(ENTRIES PROVIDED)
* * * * * * * * *

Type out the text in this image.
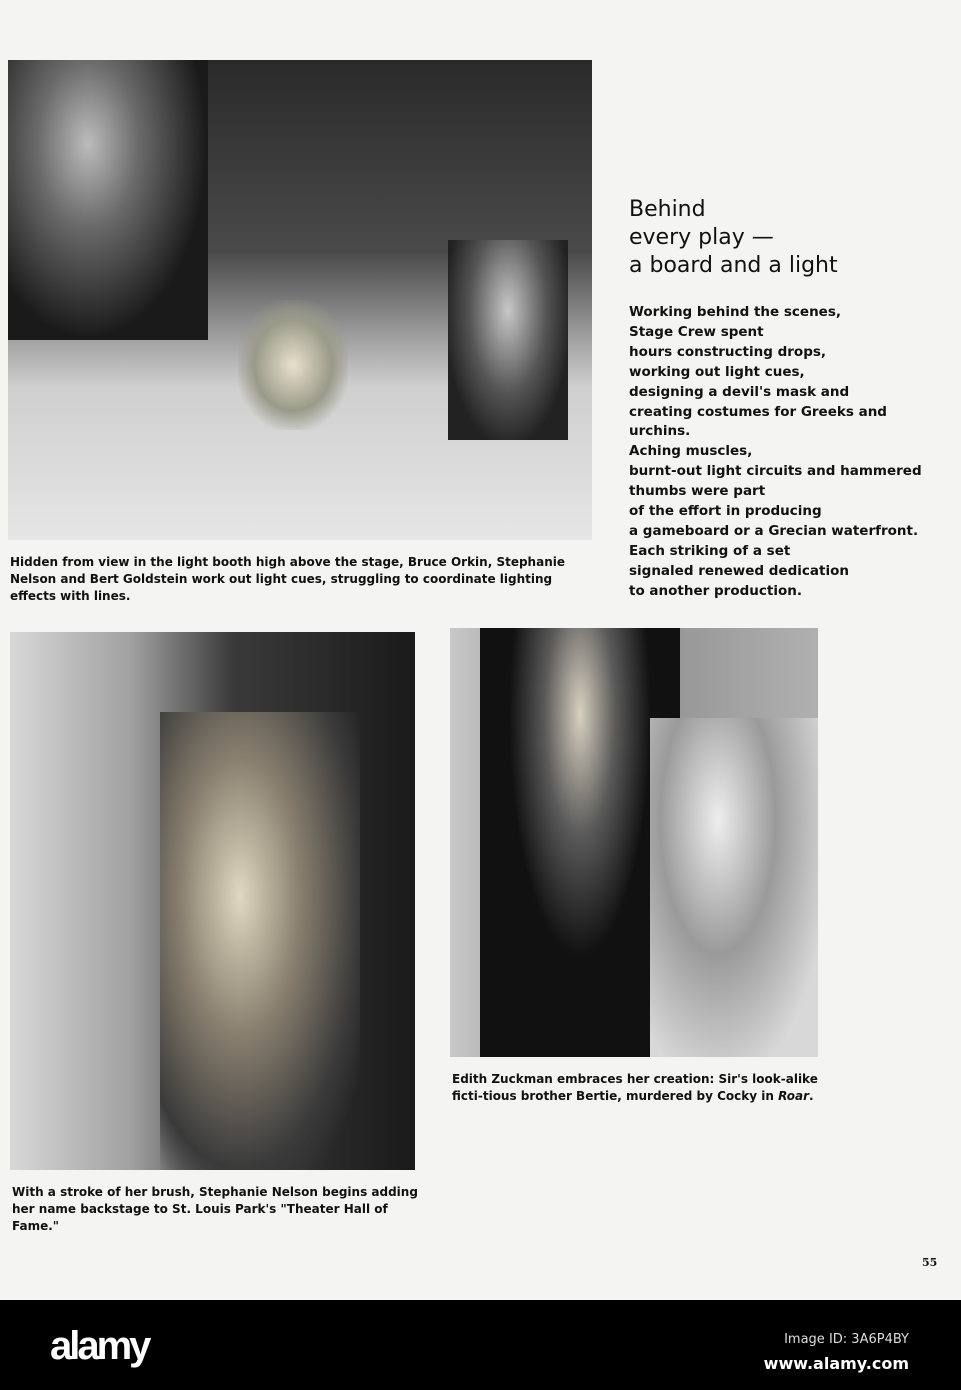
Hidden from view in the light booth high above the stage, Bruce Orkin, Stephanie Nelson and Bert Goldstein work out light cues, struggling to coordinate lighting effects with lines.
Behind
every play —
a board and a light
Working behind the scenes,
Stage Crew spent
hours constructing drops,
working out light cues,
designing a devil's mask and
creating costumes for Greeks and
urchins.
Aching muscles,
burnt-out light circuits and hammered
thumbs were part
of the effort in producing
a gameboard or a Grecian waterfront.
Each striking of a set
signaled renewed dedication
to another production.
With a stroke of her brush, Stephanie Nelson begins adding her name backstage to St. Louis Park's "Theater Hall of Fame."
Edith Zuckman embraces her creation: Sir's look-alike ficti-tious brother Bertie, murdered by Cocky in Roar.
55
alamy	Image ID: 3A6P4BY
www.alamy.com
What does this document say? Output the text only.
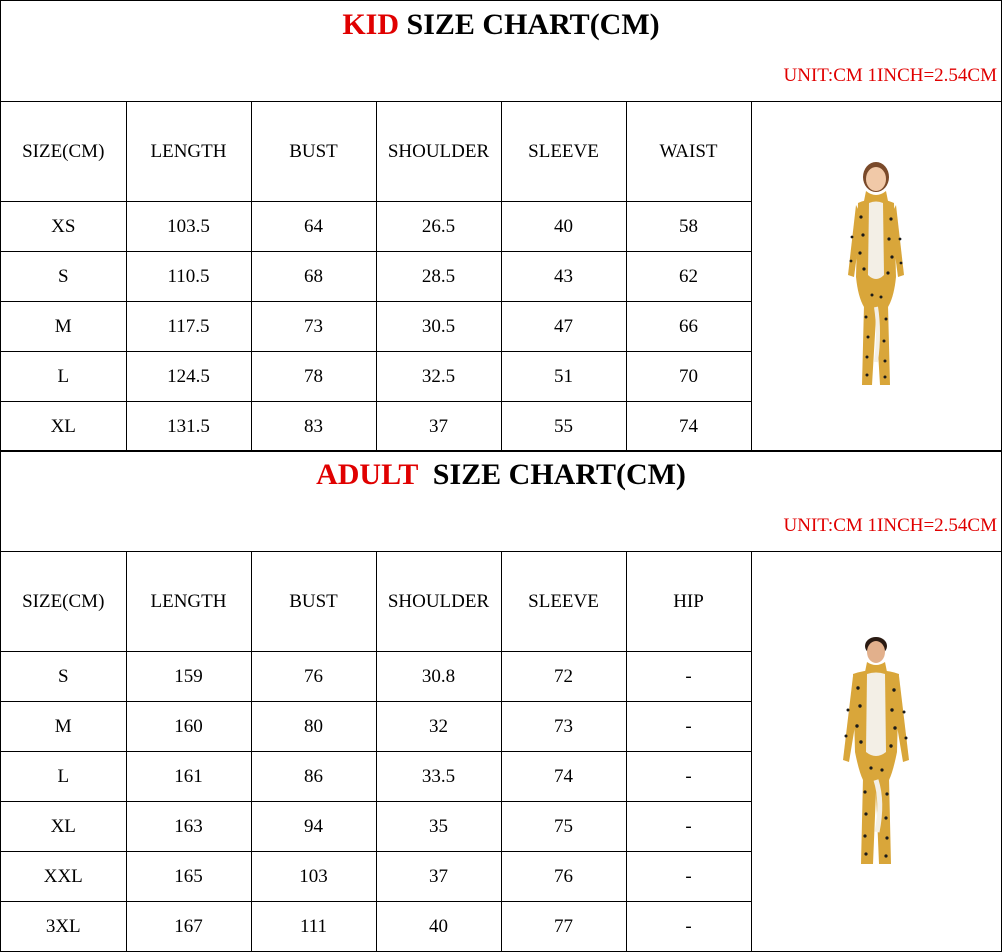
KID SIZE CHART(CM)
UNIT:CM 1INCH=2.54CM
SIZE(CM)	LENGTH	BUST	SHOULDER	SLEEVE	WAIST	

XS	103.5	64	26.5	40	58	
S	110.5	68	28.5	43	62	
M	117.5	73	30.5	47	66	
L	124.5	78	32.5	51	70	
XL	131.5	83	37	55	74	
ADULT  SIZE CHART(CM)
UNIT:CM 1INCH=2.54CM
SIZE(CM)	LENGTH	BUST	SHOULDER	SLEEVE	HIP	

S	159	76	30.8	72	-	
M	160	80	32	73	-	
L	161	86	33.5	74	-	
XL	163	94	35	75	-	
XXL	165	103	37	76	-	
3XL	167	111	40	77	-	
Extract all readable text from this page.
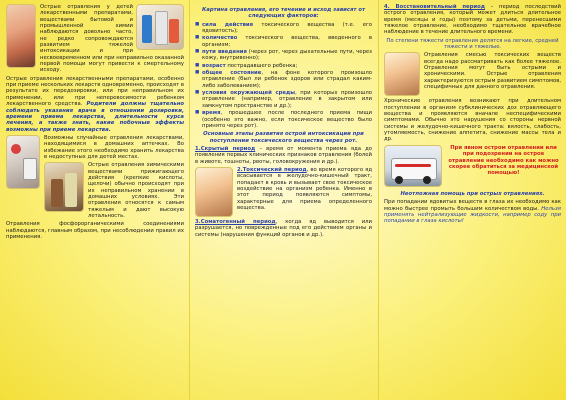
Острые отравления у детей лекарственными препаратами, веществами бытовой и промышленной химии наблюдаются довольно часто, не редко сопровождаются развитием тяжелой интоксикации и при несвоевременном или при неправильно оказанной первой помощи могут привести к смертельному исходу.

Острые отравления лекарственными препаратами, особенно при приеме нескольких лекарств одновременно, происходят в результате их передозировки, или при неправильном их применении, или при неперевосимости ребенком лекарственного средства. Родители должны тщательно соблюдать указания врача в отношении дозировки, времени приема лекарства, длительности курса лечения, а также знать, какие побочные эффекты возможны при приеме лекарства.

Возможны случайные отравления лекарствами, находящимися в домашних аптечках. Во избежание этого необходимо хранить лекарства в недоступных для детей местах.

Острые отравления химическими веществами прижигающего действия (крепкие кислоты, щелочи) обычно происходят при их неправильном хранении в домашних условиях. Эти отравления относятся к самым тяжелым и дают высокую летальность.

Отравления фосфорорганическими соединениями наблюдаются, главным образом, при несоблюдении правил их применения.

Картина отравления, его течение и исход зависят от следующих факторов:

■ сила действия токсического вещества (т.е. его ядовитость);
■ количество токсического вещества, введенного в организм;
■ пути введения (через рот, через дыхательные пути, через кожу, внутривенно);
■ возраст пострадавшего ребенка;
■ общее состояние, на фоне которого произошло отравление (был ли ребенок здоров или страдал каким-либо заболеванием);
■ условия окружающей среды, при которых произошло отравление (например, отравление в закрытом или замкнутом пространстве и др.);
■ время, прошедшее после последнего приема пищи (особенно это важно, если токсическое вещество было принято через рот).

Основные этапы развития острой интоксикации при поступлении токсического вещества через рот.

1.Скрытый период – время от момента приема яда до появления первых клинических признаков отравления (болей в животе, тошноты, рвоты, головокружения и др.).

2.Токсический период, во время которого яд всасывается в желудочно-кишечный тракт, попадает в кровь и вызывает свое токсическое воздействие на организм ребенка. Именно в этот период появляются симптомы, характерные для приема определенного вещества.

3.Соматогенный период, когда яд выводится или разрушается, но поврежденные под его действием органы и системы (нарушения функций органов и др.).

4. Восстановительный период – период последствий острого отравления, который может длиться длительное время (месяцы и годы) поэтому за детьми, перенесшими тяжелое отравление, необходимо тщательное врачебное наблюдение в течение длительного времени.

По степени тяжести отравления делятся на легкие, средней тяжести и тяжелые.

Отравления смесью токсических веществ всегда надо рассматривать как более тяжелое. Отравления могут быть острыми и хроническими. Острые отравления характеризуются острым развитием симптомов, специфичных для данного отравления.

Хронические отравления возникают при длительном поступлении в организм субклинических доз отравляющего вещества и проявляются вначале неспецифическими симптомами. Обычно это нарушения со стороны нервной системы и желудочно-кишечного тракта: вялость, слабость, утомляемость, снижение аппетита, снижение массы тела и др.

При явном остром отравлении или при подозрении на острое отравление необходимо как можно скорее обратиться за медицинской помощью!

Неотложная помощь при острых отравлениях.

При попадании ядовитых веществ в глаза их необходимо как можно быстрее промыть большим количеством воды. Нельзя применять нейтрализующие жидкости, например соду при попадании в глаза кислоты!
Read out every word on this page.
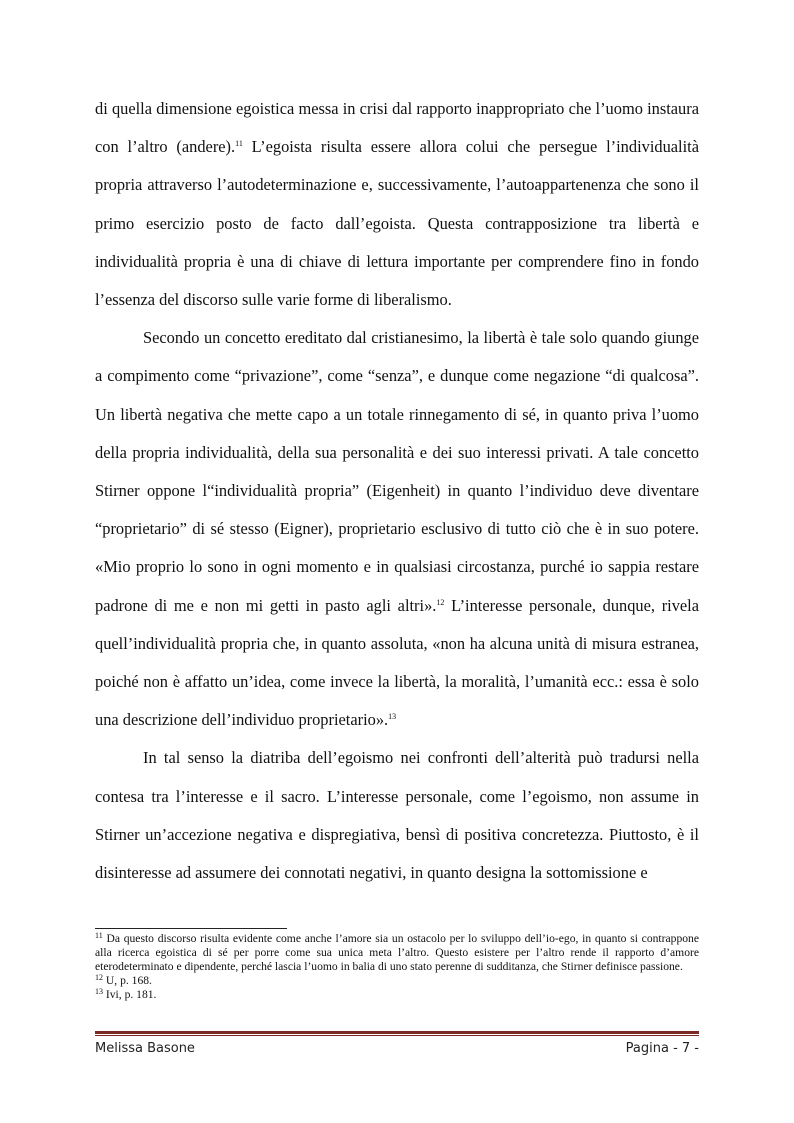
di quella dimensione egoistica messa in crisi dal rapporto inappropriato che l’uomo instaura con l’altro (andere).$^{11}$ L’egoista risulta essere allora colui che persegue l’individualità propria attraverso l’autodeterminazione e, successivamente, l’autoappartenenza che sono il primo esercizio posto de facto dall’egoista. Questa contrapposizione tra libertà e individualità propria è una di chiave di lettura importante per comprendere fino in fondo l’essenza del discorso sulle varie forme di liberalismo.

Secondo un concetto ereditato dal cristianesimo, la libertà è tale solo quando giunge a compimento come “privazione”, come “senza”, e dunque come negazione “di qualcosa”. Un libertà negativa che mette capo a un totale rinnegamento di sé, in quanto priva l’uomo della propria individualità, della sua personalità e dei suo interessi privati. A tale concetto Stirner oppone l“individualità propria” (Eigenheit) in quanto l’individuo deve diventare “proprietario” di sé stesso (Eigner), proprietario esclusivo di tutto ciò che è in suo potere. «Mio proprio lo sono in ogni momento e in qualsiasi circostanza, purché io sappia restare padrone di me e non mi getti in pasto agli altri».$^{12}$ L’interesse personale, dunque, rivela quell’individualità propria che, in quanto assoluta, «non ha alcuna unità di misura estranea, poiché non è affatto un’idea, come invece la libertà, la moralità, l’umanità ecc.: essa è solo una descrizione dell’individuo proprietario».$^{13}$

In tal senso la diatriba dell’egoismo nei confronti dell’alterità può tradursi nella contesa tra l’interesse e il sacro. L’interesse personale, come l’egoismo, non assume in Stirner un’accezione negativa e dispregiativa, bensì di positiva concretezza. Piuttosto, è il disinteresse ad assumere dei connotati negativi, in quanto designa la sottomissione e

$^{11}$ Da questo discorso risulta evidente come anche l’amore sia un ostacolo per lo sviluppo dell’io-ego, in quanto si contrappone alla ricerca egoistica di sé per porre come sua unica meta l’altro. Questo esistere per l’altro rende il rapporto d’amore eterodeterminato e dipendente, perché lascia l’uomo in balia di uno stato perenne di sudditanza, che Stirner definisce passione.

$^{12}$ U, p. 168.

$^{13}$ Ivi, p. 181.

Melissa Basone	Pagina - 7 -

* * * * * * * * *

(EXERCISE) Make an exact copy of every entry above, minus the images.

(ANSWER TO THIS TASK)
Type out the text in this image.
Hidden from view in the light booth high above the stage, Bruce Orkin, Stephanie Nelson and Bert Goldstein work out light cues, struggling to coordinate lighting effects with lines.
Behind
every play —
a board and a light
Working behind the scenes,
Stage Crew spent
hours constructing drops,
working out light cues,
designing a devil's mask and
creating costumes for Greeks and
urchins.
Aching muscles,
burnt-out light circuits and hammered
thumbs were part
of the effort in producing
a gameboard or a Grecian waterfront.
Each striking of a set
signaled renewed dedication
to another production.
With a stroke of her brush, Stephanie Nelson begins adding her name backstage to St. Louis Park's "Theater Hall of Fame."
Edith Zuckman embraces her creation: Sir's look-alike ficti-tious brother Bertie, murdered by Cocky in Roar.
55
alamy	Image ID: 3A6P4BY
www.alamy.com
What does this document say? Output the text only.
KID SIZE CHART(CM)
UNIT:CM 1INCH=2.54CM
SIZE(CM)	LENGTH	BUST	SHOULDER	SLEEVE	WAIST	

XS	103.5	64	26.5	40	58	
S	110.5	68	28.5	43	62	
M	117.5	73	30.5	47	66	
L	124.5	78	32.5	51	70	
XL	131.5	83	37	55	74	
ADULT  SIZE CHART(CM)
UNIT:CM 1INCH=2.54CM
SIZE(CM)	LENGTH	BUST	SHOULDER	SLEEVE	HIP	

S	159	76	30.8	72	-	
M	160	80	32	73	-	
L	161	86	33.5	74	-	
XL	163	94	35	75	-	
XXL	165	103	37	76	-	
3XL	167	111	40	77	-	
Extract all readable text from this page.
Острые отравления у детей лекарственными препаратами, веществами бытовой и промышленной химии наблюдаются довольно часто, не редко сопровождаются развитием тяжелой интоксикации и при несвоевременном или при неправильно оказанной первой помощи могут привести к смертельному исходу.

Острые отравления лекарственными препаратами, особенно при приеме нескольких лекарств одновременно, происходят в результате их передозировки, или при неправильном их применении, или при неперевосимости ребенком лекарственного средства. Родители должны тщательно соблюдать указания врача в отношении дозировки, времени приема лекарства, длительности курса лечения, а также знать, какие побочные эффекты возможны при приеме лекарства.

Возможны случайные отравления лекарствами, находящимися в домашних аптечках. Во избежание этого необходимо хранить лекарства в недоступных для детей местах.

Острые отравления химическими веществами прижигающего действия (крепкие кислоты, щелочи) обычно происходят при их неправильном хранении в домашних условиях. Эти отравления относятся к самым тяжелым и дают высокую летальность.

Отравления фосфорорганическими соединениями наблюдаются, главным образом, при несоблюдении правил их применения.

Картина отравления, его течение и исход зависят от следующих факторов:

■ сила действия токсического вещества (т.е. его ядовитость);
■ количество токсического вещества, введенного в организм;
■ пути введения (через рот, через дыхательные пути, через кожу, внутривенно);
■ возраст пострадавшего ребенка;
■ общее состояние, на фоне которого произошло отравление (был ли ребенок здоров или страдал каким-либо заболеванием);
■ условия окружающей среды, при которых произошло отравление (например, отравление в закрытом или замкнутом пространстве и др.);
■ время, прошедшее после последнего приема пищи (особенно это важно, если токсическое вещество было принято через рот).

Основные этапы развития острой интоксикации при поступлении токсического вещества через рот.

1.Скрытый период – время от момента приема яда до появления первых клинических признаков отравления (болей в животе, тошноты, рвоты, головокружения и др.).

2.Токсический период, во время которого яд всасывается в желудочно-кишечный тракт, попадает в кровь и вызывает свое токсическое воздействие на организм ребенка. Именно в этот период появляются симптомы, характерные для приема определенного вещества.

3.Соматогенный период, когда яд выводится или разрушается, но поврежденные под его действием органы и системы (нарушения функций органов и др.).

4. Восстановительный период – период последствий острого отравления, который может длиться длительное время (месяцы и годы) поэтому за детьми, перенесшими тяжелое отравление, необходимо тщательное врачебное наблюдение в течение длительного времени.

По степени тяжести отравления делятся на легкие, средней тяжести и тяжелые.

Отравления смесью токсических веществ всегда надо рассматривать как более тяжелое. Отравления могут быть острыми и хроническими. Острые отравления характеризуются острым развитием симптомов, специфичных для данного отравления.

Хронические отравления возникают при длительном поступлении в организм субклинических доз отравляющего вещества и проявляются вначале неспецифическими симптомами. Обычно это нарушения со стороны нервной системы и желудочно-кишечного тракта: вялость, слабость, утомляемость, снижение аппетита, снижение массы тела и др.

При явном остром отравлении или при подозрении на острое отравление необходимо как можно скорее обратиться за медицинской помощью!

Неотложная помощь при острых отравлениях.

При попадании ядовитых веществ в глаза их необходимо как можно быстрее промыть большим количеством воды. Нельзя применять нейтрализующие жидкости, например соду при попадании в глаза кислоты!
Read out every word on this page.
di quella dimensione egoistica messa in crisi dal rapporto inappropriato che l’uomo instaura con l’altro (andere).$^{11}$ L’egoista risulta essere allora colui che persegue l’individualità propria attraverso l’autodeterminazione e, successivamente, l’autoappartenenza che sono il primo esercizio posto de facto dall’egoista. Questa contrapposizione tra libertà e individualità propria è una di chiave di lettura importante per comprendere fino in fondo l’essenza del discorso sulle varie forme di liberalismo.

Secondo un concetto ereditato dal cristianesimo, la libertà è tale solo quando giunge a compimento come “privazione”, come “senza”, e dunque come negazione “di qualcosa”. Un libertà negativa che mette capo a un totale rinnegamento di sé, in quanto priva l’uomo della propria individualità, della sua personalità e dei suo interessi privati. A tale concetto Stirner oppone l“individualità propria” (Eigenheit) in quanto l’individuo deve diventare “proprietario” di sé stesso (Eigner), proprietario esclusivo di tutto ciò che è in suo potere. «Mio proprio lo sono in ogni momento e in qualsiasi circostanza, purché io sappia restare padrone di me e non mi getti in pasto agli altri».$^{12}$ L’interesse personale, dunque, rivela quell’individualità propria che, in quanto assoluta, «non ha alcuna unità di misura estranea, poiché non è affatto un’idea, come invece la libertà, la moralità, l’umanità ecc.: essa è solo una descrizione dell’individuo proprietario».$^{13}$

In tal senso la diatriba dell’egoismo nei confronti dell’alterità può tradursi nella contesa tra l’interesse e il sacro. L’interesse personale, come l’egoismo, non assume in Stirner un’accezione negativa e dispregiativa, bensì di positiva concretezza. Piuttosto, è il disinteresse ad assumere dei connotati negativi, in quanto designa la sottomissione e

$^{11}$ Da questo discorso risulta evidente come anche l’amore sia un ostacolo per lo sviluppo dell’io-ego, in quanto si contrappone alla ricerca egoistica di sé per porre come sua unica meta l’altro. Questo esistere per l’altro rende il rapporto d’amore eterodeterminato e dipendente, perché lascia l’uomo in balia di uno stato perenne di sudditanza, che Stirner definisce passione.

$^{12}$ U, p. 168.

$^{13}$ Ivi, p. 181.

Melissa Basone	Pagina - 7 -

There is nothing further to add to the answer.